Request:
Copy each line of the entries beneath that contains the word "ФИЗМАТЛИТ".

Input rows:
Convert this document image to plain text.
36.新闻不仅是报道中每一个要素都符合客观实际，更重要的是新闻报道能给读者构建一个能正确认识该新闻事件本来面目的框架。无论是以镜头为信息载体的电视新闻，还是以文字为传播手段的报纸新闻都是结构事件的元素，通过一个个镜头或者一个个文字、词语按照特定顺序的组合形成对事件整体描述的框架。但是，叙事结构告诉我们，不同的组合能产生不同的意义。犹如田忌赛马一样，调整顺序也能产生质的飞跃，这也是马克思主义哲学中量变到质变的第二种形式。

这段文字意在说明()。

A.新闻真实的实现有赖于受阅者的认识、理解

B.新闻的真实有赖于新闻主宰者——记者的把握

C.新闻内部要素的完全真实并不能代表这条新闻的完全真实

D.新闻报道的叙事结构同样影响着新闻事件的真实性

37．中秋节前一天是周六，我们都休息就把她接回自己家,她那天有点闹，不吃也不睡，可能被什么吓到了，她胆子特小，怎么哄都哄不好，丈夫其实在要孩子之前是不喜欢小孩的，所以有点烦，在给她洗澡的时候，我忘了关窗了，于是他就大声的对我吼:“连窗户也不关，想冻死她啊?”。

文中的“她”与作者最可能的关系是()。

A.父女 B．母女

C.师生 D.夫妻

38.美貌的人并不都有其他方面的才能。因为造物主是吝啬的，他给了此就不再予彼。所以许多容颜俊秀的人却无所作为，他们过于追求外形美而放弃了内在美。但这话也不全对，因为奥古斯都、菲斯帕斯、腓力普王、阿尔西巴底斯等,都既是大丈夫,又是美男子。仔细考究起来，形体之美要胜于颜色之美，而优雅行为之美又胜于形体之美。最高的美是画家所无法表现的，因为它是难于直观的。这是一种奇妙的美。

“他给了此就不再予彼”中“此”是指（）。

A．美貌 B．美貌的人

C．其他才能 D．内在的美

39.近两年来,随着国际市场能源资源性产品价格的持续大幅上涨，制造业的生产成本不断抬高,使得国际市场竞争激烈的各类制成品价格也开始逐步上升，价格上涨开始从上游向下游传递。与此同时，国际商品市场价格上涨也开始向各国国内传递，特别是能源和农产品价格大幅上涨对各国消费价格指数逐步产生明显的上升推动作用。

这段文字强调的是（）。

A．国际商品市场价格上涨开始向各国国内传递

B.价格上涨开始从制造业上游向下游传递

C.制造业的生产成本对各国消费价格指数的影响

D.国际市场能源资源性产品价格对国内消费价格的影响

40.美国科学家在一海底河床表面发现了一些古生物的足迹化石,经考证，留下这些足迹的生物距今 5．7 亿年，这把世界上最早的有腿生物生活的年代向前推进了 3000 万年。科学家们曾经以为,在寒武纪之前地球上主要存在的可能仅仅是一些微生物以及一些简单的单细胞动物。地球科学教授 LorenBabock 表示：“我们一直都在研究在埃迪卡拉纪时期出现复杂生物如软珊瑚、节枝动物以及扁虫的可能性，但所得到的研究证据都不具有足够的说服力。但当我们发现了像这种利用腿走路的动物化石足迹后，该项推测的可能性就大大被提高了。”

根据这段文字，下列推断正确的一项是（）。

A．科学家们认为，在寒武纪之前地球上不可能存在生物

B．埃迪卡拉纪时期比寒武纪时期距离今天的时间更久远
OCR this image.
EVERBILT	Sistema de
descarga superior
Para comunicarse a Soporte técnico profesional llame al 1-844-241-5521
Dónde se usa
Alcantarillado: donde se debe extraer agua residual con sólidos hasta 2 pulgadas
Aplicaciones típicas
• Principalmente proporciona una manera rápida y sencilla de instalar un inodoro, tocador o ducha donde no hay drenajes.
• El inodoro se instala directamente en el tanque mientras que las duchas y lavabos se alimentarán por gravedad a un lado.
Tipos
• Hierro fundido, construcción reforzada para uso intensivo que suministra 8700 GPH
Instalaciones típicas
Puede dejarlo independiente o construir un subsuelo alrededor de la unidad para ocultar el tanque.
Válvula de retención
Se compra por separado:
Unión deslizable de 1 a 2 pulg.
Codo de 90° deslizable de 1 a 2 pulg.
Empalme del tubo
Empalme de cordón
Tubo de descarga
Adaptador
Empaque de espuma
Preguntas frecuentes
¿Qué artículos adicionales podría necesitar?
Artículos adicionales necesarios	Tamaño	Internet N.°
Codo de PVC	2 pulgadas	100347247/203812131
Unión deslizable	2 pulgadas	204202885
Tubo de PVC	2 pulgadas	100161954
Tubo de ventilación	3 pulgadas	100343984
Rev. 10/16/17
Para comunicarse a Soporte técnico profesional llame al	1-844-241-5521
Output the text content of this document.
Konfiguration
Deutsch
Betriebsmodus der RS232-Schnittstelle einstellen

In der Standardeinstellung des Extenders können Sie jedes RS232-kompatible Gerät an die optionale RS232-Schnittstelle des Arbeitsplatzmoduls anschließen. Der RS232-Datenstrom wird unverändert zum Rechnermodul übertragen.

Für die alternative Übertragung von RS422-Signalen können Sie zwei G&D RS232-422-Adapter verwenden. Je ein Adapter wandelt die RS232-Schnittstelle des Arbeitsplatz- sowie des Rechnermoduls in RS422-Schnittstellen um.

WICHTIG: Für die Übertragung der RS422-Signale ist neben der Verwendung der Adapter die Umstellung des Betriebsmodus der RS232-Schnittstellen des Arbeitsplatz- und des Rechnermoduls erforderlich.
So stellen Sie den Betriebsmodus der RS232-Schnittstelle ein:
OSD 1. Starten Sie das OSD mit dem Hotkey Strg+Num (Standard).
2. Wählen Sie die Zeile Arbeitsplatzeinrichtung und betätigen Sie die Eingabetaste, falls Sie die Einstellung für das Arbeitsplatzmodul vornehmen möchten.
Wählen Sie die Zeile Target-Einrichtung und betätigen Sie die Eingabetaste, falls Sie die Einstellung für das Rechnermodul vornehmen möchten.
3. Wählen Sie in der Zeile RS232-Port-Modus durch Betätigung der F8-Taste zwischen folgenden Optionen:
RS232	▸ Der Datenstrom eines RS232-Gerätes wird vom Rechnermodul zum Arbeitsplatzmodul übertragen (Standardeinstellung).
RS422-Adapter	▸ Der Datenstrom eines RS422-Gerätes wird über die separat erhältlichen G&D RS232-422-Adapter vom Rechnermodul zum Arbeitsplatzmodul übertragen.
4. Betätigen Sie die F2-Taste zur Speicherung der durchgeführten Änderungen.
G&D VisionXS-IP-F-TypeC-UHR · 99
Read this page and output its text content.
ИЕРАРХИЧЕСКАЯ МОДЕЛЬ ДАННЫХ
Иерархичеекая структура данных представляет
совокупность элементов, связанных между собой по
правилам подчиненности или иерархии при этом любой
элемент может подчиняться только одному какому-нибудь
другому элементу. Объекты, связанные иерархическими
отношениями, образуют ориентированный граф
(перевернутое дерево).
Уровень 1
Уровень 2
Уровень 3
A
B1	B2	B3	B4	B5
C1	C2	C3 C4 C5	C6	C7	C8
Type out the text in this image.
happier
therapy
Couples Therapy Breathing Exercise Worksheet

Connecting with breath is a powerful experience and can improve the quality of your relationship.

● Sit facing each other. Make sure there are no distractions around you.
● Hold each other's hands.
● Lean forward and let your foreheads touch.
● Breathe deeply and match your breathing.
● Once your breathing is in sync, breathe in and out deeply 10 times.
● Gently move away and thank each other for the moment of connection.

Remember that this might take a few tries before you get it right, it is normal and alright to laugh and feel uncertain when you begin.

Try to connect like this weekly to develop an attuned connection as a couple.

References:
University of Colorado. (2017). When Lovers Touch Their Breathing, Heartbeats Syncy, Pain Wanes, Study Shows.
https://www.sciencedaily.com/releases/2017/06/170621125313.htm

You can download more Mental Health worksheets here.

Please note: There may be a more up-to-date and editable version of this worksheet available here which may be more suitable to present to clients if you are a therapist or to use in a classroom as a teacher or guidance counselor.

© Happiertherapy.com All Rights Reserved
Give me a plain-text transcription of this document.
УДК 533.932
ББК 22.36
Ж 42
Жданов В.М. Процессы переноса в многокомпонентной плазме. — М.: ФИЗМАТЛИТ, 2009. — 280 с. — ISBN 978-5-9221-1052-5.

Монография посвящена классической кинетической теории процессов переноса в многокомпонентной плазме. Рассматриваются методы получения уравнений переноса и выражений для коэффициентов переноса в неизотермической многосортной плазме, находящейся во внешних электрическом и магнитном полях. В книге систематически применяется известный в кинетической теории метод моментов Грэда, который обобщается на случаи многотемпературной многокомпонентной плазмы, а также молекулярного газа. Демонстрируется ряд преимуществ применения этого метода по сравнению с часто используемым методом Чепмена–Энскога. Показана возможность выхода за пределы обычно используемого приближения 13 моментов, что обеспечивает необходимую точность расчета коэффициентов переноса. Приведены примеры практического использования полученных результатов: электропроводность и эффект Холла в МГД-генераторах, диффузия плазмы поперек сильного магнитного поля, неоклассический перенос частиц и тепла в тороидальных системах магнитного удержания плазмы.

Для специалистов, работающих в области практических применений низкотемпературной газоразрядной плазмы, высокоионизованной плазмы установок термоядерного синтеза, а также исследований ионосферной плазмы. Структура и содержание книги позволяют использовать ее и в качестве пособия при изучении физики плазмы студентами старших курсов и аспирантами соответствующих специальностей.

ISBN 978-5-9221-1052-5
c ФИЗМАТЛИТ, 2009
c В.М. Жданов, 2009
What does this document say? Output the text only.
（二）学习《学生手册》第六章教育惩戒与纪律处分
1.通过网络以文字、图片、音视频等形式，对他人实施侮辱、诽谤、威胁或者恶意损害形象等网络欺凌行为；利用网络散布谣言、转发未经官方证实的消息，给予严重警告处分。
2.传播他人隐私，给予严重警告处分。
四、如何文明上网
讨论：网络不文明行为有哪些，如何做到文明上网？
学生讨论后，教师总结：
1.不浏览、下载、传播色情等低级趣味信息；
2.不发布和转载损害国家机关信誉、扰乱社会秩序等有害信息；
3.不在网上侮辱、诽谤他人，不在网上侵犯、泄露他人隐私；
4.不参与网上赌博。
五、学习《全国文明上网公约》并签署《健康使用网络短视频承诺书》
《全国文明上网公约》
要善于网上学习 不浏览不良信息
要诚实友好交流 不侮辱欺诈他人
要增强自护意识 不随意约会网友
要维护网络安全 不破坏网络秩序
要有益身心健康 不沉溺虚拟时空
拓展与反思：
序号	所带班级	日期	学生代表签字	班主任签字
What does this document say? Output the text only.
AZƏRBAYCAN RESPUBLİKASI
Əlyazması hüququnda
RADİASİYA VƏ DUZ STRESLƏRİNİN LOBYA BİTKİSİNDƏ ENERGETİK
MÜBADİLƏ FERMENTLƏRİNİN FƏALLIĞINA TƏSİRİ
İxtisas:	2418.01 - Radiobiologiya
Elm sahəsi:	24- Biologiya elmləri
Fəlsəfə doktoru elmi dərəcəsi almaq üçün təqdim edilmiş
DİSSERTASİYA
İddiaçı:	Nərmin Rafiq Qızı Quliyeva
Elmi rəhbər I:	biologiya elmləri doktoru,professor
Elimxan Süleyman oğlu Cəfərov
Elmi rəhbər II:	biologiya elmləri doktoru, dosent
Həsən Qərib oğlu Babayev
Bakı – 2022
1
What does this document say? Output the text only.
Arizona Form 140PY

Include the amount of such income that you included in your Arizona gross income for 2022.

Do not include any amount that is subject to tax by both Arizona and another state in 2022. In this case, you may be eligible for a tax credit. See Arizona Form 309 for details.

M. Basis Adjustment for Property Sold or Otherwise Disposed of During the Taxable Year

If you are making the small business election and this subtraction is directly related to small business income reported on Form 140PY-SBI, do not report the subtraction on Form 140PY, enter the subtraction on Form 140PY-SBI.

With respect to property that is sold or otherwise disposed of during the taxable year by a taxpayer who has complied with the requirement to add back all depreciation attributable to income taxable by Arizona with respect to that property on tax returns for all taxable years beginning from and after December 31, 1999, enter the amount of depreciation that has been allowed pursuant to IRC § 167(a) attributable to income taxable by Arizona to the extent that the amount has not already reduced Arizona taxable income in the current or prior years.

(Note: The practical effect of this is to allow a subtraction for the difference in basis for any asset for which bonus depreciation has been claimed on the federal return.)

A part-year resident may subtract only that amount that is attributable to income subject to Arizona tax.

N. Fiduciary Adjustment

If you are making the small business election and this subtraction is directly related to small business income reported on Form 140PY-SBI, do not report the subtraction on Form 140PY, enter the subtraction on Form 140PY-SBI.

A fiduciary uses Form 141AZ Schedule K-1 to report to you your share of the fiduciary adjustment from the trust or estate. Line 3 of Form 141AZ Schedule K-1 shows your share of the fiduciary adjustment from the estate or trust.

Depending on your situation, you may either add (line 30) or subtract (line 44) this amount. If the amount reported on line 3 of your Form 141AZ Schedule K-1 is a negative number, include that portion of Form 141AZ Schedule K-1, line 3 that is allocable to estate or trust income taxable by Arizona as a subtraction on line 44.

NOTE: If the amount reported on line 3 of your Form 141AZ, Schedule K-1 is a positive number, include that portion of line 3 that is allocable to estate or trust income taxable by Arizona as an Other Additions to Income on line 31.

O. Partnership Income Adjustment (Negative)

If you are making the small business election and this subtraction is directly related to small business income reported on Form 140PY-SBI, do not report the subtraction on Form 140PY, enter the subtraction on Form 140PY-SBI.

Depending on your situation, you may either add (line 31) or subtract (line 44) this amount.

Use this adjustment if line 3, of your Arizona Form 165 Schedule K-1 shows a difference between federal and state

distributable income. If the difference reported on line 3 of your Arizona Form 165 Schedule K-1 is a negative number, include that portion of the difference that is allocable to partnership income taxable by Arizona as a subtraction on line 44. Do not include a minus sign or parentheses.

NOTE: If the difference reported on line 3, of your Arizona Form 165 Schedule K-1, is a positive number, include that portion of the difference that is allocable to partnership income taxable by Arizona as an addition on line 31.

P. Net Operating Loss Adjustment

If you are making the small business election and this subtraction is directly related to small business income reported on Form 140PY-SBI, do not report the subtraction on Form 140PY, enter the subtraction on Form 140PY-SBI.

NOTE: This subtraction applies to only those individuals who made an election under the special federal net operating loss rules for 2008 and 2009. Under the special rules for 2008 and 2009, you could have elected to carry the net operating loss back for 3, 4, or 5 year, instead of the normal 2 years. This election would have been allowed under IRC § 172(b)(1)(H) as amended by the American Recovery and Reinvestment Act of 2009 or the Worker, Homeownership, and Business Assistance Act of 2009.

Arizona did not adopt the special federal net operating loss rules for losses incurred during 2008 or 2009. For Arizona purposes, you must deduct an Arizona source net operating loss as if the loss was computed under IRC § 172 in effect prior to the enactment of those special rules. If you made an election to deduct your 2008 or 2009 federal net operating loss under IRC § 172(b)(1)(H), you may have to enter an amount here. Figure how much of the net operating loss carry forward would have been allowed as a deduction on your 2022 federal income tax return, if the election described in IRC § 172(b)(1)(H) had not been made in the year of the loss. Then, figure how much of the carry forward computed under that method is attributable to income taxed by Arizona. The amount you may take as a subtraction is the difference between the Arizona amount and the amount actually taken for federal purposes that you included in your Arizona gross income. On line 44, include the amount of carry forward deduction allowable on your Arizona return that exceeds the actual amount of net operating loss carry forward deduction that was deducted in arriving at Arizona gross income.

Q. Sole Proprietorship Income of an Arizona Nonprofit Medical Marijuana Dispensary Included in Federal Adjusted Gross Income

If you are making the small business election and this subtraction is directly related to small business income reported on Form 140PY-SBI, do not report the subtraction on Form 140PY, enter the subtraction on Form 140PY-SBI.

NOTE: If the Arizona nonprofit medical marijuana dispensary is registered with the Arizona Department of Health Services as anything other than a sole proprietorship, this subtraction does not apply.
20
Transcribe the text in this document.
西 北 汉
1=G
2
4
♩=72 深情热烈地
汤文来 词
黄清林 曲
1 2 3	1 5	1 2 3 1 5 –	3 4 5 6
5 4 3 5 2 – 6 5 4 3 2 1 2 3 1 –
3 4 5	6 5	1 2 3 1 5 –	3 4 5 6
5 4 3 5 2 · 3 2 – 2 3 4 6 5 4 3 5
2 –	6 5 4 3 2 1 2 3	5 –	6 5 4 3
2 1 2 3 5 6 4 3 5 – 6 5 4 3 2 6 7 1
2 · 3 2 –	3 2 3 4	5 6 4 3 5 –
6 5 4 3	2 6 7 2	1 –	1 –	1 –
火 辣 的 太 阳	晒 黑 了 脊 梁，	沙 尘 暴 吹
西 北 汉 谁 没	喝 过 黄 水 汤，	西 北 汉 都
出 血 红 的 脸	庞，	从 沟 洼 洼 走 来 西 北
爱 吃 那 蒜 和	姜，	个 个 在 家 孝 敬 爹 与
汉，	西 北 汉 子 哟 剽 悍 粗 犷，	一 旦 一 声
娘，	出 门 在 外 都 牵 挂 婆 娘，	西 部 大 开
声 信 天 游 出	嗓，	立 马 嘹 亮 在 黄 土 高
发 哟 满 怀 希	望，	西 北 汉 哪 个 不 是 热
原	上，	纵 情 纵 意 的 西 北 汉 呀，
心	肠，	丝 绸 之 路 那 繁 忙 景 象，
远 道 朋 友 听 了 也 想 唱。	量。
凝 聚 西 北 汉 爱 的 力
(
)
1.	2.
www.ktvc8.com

Task output:
Жданов В.М. Процессы переноса в многокомпонентной плазме. — М.: ФИЗМАТЛИТ, 2009. — 280 с. — ISBN 978-5-9221-1052-5.
c ФИЗМАТЛИТ, 2009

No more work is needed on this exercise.